Eyes on EveryBlock

January 24, 2008 / EveryBlock is a new location-based content aggregator that launched this week, currently available for New York City, Chicago and San Francisco. It combines local news items for a given sub-city region, such as as neighbourhood, street address or post code. Query the East Village, for example, to get a summary of local news and data […]

EveryBlock is a new location-based content aggregator that launched this week, currently available for New York City, Chicago and San Francisco. It combines local news items for a given sub-city region, such as as neighbourhood, street address or post code. Query the East Village, for example, to get a summary of local news and data from a variety of sources, on topics like restaurant reviews, crime reports, building permits, published news, recent photographs, graffiti, lost and found items and missed connections. You can organize the data based on publication date, news type or geographic location. The interface is clean, orderly and displays a strong information hierarchy. The site seems responsive and queries appear to execute with a minimum of fuss. EveryBlock uses the familiar “Did You Mean…” pattern for resolving multiple hits. The application’s URL design has received the royal treatment: all queries are written as human-readable words or phrases, separated by slashes and hyphens. This makes the site easy to use from the location bar—play around with it for a few minutes and you can get your data directly by typing in the URLs. The lack of query syntax junk makes this very intuitive. And you can subscribe to an RSS feed for any of the searches you can define.

Record set =
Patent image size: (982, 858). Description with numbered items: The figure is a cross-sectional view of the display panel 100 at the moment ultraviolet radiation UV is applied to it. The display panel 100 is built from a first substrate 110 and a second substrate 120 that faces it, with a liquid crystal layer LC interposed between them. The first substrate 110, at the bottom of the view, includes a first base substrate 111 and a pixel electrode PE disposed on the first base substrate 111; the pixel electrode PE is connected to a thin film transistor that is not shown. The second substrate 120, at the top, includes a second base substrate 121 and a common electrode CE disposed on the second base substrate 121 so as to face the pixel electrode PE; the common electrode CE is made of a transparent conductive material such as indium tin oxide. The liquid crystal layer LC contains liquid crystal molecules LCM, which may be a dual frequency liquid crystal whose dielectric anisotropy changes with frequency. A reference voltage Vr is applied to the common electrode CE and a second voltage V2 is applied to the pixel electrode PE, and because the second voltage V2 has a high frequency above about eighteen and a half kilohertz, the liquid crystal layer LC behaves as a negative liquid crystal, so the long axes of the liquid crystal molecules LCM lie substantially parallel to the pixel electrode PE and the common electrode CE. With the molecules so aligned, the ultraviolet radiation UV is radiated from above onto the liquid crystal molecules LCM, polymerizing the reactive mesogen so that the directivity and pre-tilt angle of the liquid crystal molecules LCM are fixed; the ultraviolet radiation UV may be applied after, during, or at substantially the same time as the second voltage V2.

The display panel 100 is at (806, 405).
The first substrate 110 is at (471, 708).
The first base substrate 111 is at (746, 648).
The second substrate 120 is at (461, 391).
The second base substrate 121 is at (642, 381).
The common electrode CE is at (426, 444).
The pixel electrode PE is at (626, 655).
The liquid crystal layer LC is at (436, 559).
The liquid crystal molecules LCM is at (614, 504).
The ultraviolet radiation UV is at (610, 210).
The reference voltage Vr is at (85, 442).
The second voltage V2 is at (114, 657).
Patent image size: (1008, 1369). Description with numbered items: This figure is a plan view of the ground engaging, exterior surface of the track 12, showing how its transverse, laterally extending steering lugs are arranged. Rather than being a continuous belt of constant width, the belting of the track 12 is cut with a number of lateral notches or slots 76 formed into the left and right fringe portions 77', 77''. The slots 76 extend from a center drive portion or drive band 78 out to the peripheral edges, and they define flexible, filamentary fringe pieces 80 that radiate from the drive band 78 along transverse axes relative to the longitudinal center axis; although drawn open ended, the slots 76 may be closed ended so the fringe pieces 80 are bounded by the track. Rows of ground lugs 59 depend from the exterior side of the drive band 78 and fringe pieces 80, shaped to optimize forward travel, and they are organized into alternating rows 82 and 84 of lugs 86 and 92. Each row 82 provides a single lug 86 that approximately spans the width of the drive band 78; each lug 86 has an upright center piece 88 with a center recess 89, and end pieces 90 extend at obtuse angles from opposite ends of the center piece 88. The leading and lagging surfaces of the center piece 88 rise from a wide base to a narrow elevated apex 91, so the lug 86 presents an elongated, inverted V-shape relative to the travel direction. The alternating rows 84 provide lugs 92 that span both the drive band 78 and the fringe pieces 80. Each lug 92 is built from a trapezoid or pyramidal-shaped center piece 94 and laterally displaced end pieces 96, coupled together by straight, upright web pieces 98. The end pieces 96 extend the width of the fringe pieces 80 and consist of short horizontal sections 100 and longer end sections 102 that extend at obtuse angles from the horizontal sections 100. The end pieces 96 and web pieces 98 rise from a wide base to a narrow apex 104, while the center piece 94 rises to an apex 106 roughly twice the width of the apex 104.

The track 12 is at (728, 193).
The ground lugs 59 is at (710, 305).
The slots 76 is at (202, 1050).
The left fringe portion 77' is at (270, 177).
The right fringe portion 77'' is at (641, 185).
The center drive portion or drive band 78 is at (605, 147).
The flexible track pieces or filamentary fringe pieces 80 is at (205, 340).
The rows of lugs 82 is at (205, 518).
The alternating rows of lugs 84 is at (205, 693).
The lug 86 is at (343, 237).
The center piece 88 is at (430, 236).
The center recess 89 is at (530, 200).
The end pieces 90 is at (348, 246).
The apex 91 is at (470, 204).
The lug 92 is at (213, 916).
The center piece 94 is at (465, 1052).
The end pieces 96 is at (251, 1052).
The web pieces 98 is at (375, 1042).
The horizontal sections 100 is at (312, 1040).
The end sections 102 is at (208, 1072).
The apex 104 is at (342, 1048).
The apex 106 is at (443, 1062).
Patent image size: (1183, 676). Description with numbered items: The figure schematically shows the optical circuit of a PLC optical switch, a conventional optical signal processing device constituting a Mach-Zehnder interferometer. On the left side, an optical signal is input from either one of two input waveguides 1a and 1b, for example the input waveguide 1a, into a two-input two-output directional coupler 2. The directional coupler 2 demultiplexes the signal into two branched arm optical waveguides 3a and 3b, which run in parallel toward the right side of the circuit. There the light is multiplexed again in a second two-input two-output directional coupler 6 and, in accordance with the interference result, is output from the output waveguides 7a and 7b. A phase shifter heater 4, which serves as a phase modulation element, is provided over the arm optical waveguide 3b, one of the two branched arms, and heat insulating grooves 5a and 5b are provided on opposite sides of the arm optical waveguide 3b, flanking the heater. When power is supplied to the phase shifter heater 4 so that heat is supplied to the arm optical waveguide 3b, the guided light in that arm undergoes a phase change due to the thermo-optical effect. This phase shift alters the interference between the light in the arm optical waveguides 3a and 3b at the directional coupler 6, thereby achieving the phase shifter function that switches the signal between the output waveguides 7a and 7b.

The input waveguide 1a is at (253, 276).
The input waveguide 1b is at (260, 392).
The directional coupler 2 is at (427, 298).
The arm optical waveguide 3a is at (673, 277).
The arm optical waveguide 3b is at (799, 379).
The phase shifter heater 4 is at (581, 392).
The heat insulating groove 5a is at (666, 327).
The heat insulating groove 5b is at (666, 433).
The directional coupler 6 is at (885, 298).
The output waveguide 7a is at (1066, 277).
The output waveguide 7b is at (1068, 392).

Check your understanding =
(1) According to the EveryBlock article, which cities is the service currently available for?
(2) Continue the EveryBlock article from its last sentence.

Expected results =
(1) New York City, Chicago and San Francisco.

(2)
EveryBlock New York’s current data sources reveal that many of the data types are fed from public records, while a few (business reviews, news, photos, lost and found) come from social sites like Yelp, Flickr and Craigslist:

A few things I’m really curious about:

  1. Will people want to start contributing news items of their own in their neighbourhoods?
  2. If there’s demand for 1, what will the reporting method be (e.g. what would qualify as a user-contributed news source?)
  3. How well does EveryBlock render on mobile devices?
  4. Will people use tools like Yelp, Flickr and Craigslist as ways of feeding content to EveryBlock (rather than for their own sake)?
  5. Twitter?

Given the dependencies on local electronic data sources I doubt it will be coming to small towns any time soon. Middletown, probably not; New Haven, maybe. The value of such a tool lies in how well it can surface the majority of news and happenings in a geographic region in real time. Widespread popularity may depend on having a wide enough range of user-contributed data types. This will be interesting to watch. I’m just not crazy about that green.